Take every line from the listing below that includes "selger" and copy it.

INFORMATION SUPPLIED:
********************

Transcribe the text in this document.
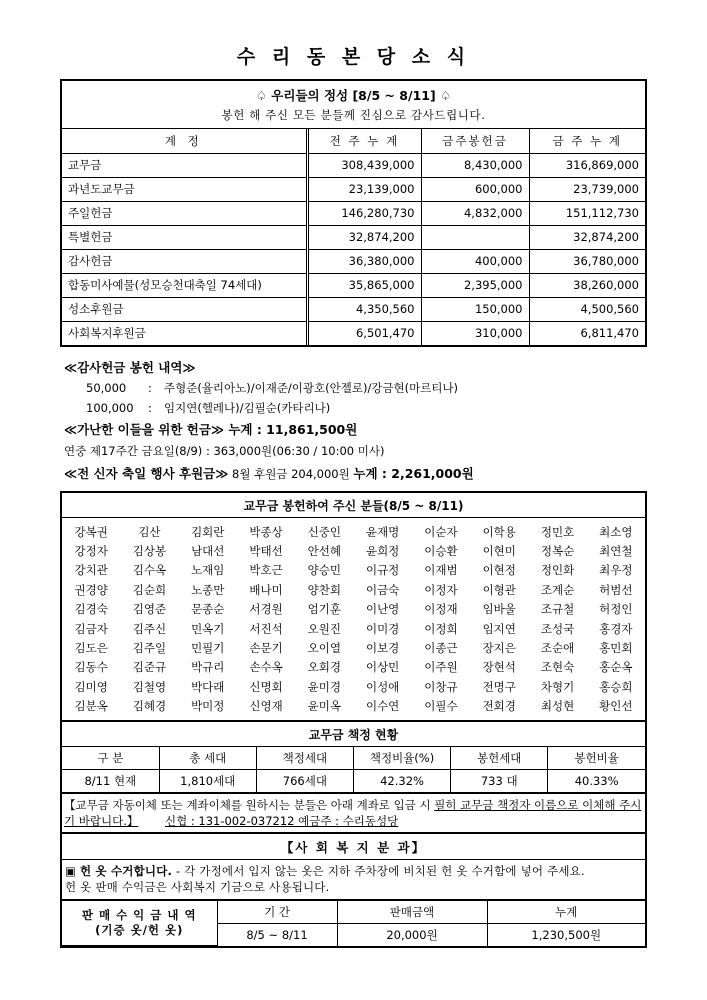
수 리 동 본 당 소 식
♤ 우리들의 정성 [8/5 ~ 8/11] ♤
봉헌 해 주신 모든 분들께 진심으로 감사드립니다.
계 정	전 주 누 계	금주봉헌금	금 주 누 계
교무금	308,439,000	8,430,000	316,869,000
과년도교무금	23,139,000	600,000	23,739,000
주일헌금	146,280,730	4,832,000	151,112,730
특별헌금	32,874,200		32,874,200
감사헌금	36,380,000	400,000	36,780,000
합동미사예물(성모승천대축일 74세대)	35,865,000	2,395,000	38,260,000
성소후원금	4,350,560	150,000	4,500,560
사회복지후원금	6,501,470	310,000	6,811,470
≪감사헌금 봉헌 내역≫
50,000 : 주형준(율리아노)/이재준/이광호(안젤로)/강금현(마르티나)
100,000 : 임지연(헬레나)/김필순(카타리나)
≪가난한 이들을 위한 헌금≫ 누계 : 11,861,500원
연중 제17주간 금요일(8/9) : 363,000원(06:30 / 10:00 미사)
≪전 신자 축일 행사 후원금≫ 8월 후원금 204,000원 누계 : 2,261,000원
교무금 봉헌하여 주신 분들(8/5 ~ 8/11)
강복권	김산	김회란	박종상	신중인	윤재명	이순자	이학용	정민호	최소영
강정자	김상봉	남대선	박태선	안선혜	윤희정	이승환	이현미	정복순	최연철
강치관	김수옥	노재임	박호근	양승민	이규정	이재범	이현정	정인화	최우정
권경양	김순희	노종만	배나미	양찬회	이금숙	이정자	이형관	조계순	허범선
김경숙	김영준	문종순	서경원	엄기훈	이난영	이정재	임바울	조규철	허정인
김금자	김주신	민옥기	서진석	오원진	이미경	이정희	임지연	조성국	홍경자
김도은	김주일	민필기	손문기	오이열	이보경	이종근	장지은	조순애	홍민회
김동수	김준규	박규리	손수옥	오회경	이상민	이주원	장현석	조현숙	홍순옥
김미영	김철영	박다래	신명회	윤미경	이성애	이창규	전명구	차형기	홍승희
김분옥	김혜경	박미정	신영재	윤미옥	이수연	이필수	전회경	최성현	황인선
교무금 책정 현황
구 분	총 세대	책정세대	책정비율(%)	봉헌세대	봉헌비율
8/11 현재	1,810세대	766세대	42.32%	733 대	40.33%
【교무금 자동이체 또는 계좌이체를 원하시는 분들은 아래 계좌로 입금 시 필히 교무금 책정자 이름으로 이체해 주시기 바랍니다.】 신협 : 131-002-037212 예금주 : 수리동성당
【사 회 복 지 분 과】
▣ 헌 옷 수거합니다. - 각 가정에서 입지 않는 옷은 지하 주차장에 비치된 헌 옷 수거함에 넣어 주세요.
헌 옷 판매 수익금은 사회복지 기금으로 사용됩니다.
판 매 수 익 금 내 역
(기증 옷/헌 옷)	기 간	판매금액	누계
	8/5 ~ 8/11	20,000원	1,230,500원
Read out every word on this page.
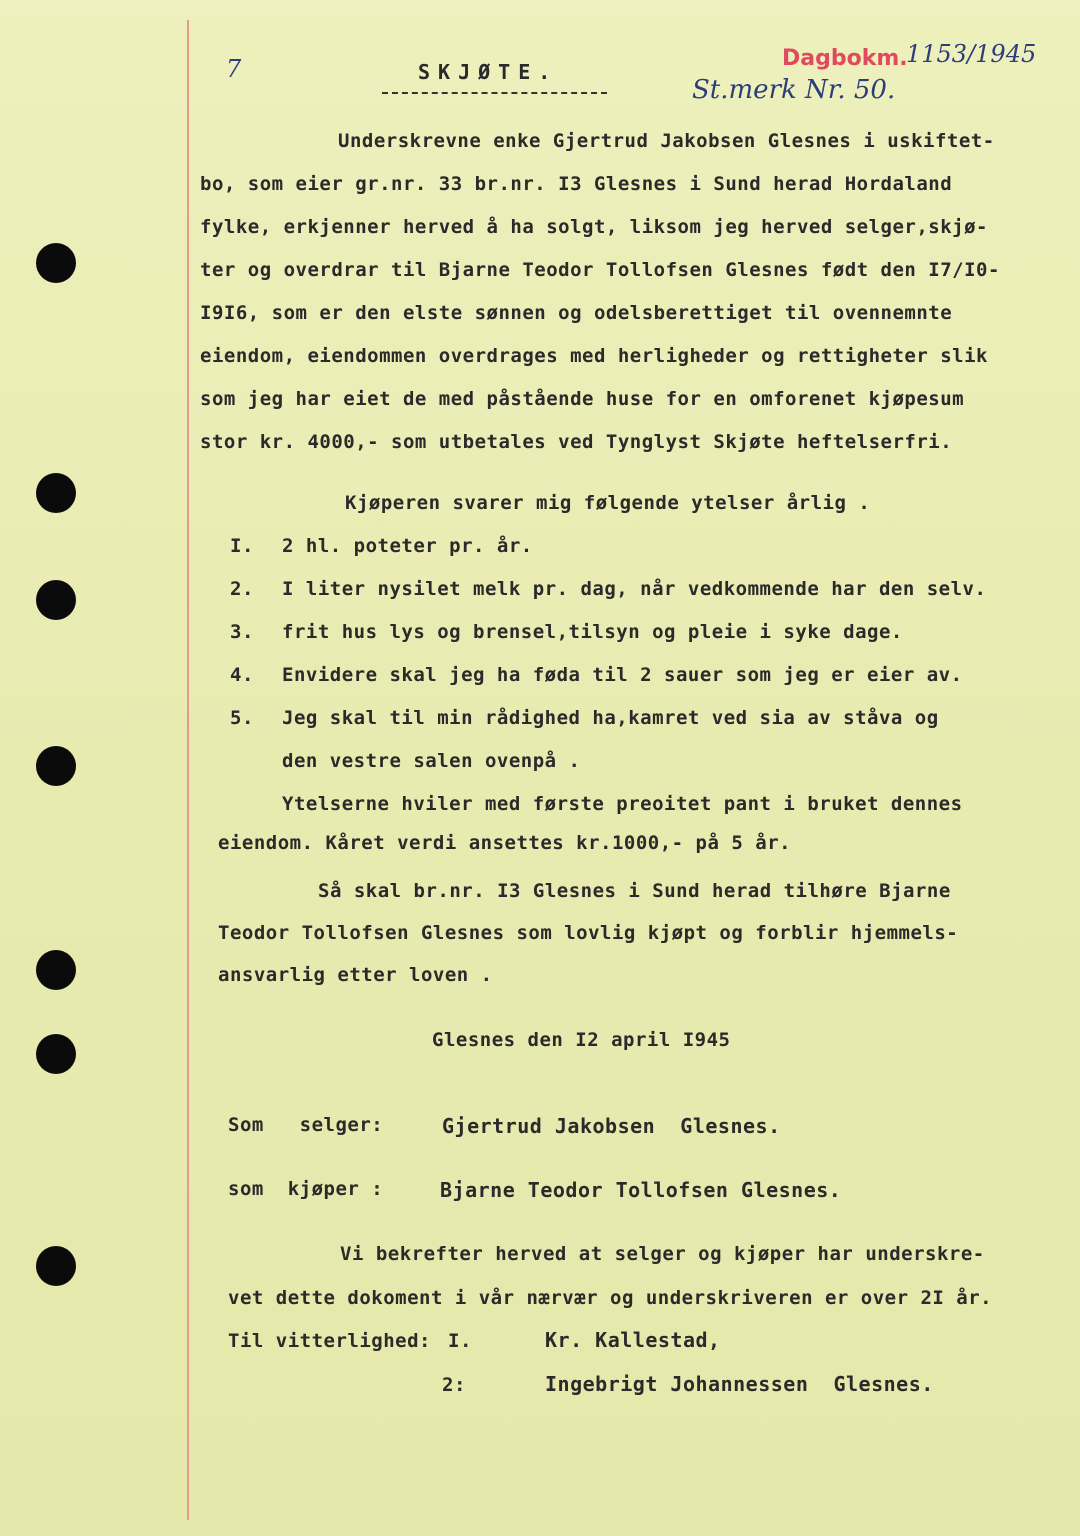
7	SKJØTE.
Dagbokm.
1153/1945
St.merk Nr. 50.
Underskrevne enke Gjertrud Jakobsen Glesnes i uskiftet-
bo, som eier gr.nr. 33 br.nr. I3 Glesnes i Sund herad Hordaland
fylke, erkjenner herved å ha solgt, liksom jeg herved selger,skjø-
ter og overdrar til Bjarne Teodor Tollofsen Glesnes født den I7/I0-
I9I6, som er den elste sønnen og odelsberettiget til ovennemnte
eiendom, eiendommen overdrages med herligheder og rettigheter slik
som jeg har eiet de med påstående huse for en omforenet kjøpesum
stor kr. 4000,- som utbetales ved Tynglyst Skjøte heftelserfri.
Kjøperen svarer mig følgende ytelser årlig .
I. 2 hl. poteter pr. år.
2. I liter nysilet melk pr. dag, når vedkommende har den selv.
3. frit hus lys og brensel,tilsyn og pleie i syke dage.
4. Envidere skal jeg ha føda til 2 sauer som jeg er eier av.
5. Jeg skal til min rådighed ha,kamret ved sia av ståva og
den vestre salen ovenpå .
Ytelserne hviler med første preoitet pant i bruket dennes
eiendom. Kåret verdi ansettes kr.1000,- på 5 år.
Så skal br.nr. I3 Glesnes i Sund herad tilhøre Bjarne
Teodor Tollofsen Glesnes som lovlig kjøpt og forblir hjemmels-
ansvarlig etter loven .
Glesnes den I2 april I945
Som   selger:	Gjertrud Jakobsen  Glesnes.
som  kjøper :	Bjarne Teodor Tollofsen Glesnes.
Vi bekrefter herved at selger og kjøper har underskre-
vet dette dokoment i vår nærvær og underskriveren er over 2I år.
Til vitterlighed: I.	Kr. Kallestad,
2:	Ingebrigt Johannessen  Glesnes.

********************

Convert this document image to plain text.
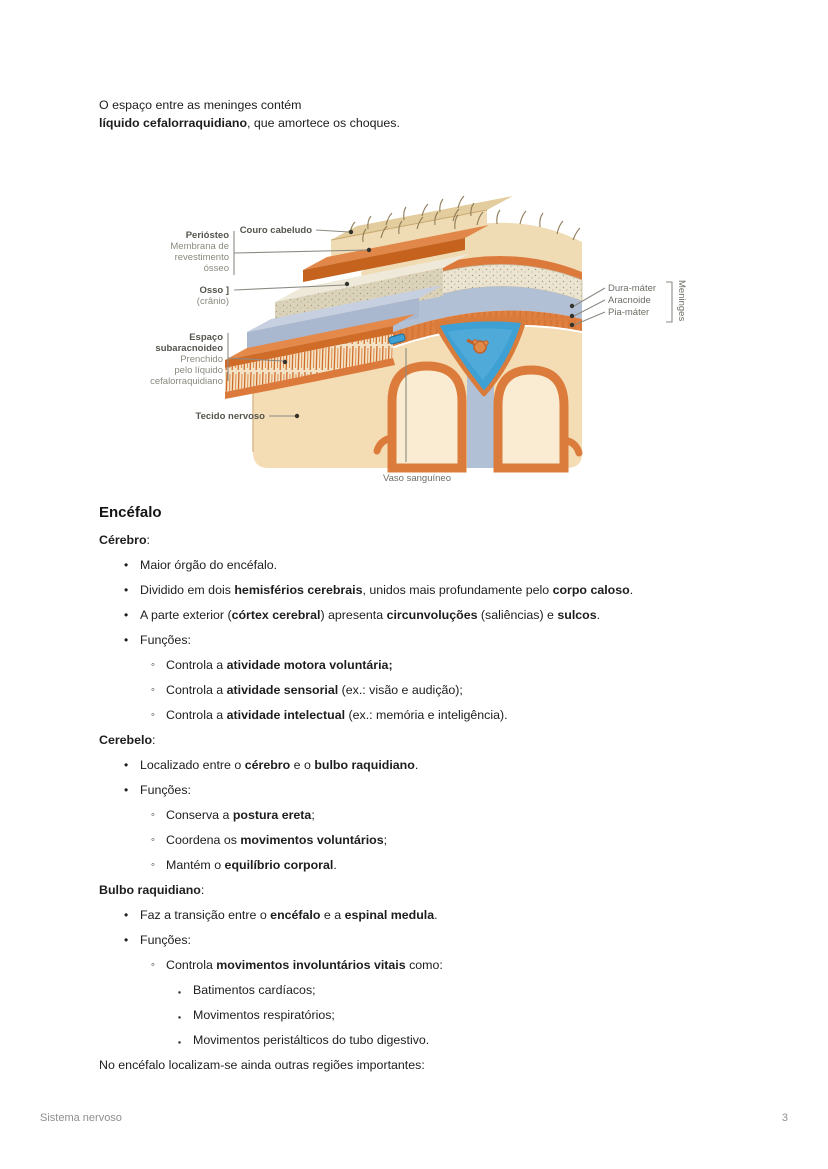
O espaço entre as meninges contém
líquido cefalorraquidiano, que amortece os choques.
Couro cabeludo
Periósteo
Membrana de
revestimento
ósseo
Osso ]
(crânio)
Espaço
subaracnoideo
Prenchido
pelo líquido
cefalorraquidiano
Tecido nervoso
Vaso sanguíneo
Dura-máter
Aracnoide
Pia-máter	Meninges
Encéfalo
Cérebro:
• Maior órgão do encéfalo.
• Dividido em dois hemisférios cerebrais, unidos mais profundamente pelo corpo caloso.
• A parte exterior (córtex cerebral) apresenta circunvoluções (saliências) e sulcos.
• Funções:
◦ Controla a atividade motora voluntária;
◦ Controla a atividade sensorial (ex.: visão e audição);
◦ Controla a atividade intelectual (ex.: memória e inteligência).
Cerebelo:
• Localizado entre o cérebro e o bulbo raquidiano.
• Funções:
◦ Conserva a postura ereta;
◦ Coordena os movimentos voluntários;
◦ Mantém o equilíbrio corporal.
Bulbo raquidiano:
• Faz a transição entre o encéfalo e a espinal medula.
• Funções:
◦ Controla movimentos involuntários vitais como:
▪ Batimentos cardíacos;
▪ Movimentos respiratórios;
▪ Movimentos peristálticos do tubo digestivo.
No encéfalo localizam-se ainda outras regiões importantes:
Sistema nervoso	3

********************

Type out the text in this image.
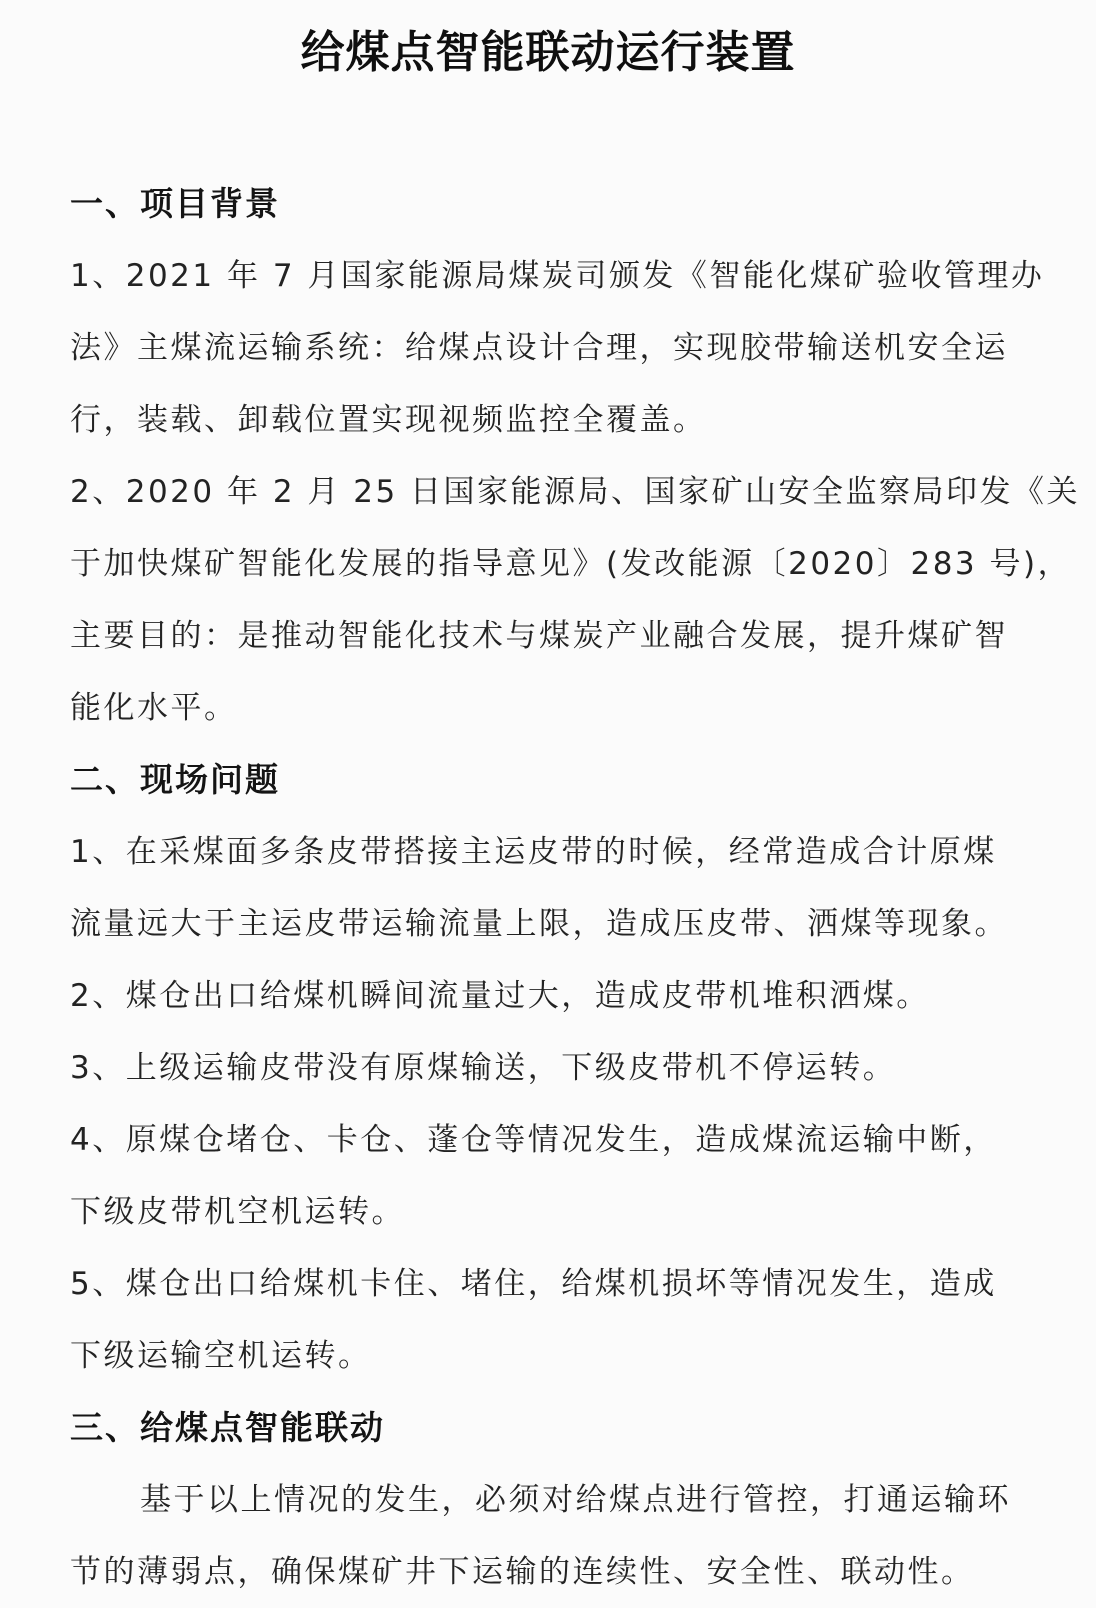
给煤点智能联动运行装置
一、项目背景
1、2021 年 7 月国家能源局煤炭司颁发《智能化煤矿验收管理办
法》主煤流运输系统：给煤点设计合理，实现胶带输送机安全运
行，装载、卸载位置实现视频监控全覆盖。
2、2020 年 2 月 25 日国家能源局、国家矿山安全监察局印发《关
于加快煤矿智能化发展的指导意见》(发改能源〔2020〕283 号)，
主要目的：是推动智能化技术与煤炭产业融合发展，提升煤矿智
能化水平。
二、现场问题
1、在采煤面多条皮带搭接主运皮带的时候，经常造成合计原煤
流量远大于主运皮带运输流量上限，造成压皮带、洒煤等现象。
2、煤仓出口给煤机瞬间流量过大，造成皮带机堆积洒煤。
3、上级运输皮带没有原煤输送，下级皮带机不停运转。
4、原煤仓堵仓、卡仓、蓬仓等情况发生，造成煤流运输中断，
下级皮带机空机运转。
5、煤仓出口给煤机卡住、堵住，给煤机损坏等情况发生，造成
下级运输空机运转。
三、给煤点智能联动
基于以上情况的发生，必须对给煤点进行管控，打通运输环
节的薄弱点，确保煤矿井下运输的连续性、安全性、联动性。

********************

ANSWER TO THE TASK:
fylke, erkjenner herved å ha solgt, liksom jeg herved selger,skjø-
Som   selger:	Gjertrud Jakobsen  Glesnes.
Vi bekrefter herved at selger og kjøper har underskre-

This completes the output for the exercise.